Exercise description. Please set down all the lines beneath this one exactly, without the pictures.
begin
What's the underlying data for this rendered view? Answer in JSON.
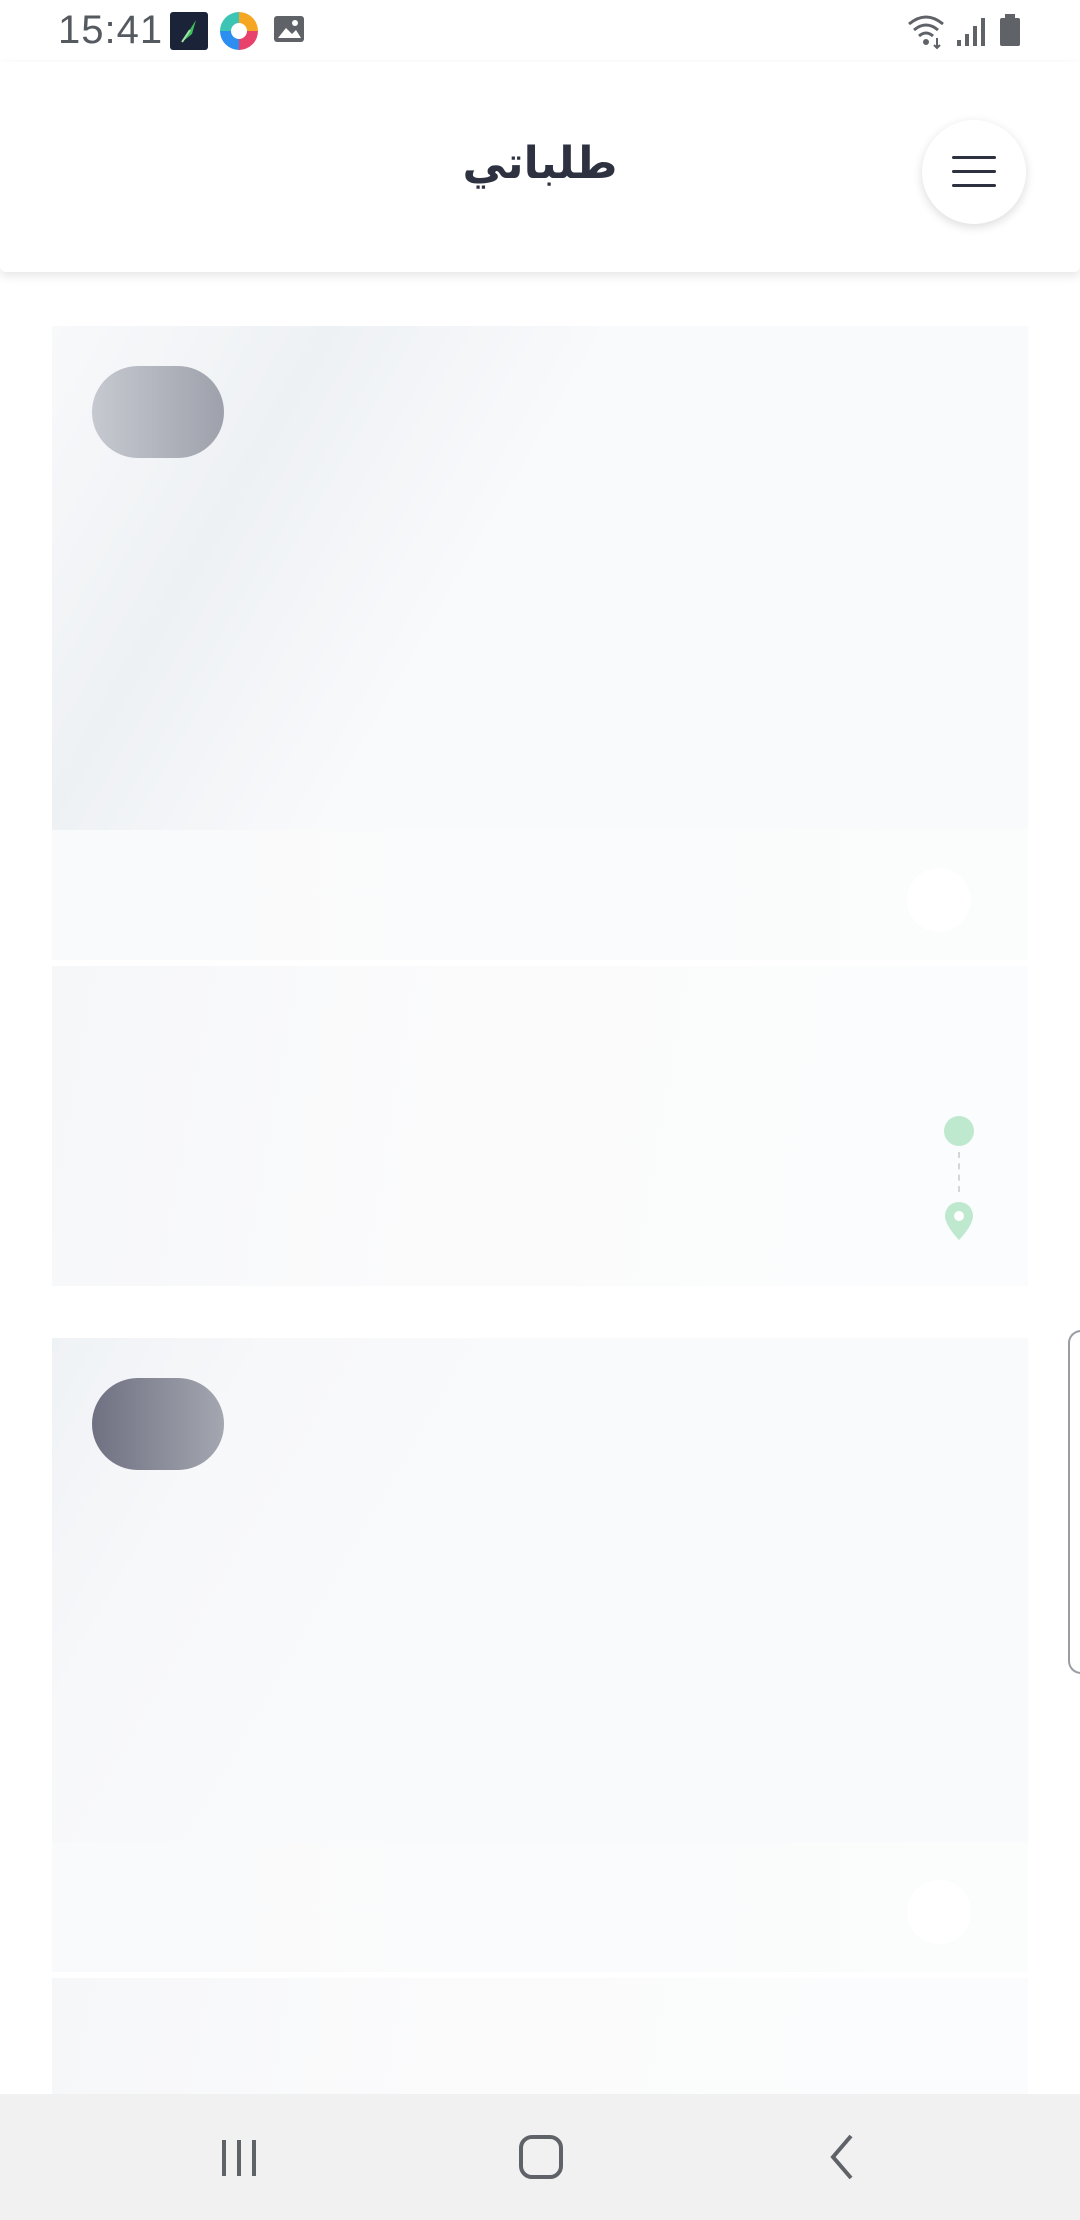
{
  "status_bar": {
    "time": "15:41",
    "notification_icons": [
      "feather-app-icon",
      "colorful-app-icon",
      "gallery-icon"
    ],
    "system_icons": [
      "wifi-icon",
      "signal-icon",
      "battery-icon"
    ]
  },
  "header": {
    "title": "طلباتي",
    "menu_icon": "hamburger-menu-icon"
  },
  "cards": [
    {
      "state": "loading",
      "route_icons": [
        "origin-dot-icon",
        "destination-pin-icon"
      ]
    },
    {
      "state": "loading"
    }
  ],
  "colors": {
    "title": "#2e3140",
    "route_accent": "#bfe9cf",
    "skeleton_base": "#f9fafc"
  },
  "nav_bar": {
    "buttons": [
      "recents-icon",
      "home-icon",
      "back-icon"
    ]
  }
}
end
Output.
What's the underlying data for this rendered view? Answer in JSON.
{
  "status_bar": {
    "time": "15:41",
    "notification_icons": [
      "feather-app-icon",
      "colorful-app-icon",
      "gallery-icon"
    ],
    "system_icons": [
      "wifi-icon",
      "signal-icon",
      "battery-icon"
    ]
  },
  "header": {
    "title": "طلباتي",
    "menu_icon": "hamburger-menu-icon"
  },
  "cards": [
    {
      "state": "loading",
      "route_icons": [
        "origin-dot-icon",
        "destination-pin-icon"
      ]
    },
    {
      "state": "loading"
    }
  ],
  "colors": {
    "title": "#2e3140",
    "route_accent": "#bfe9cf",
    "skeleton_base": "#f9fafc"
  },
  "nav_bar": {
    "buttons": [
      "recents-icon",
      "home-icon",
      "back-icon"
    ]
  }
}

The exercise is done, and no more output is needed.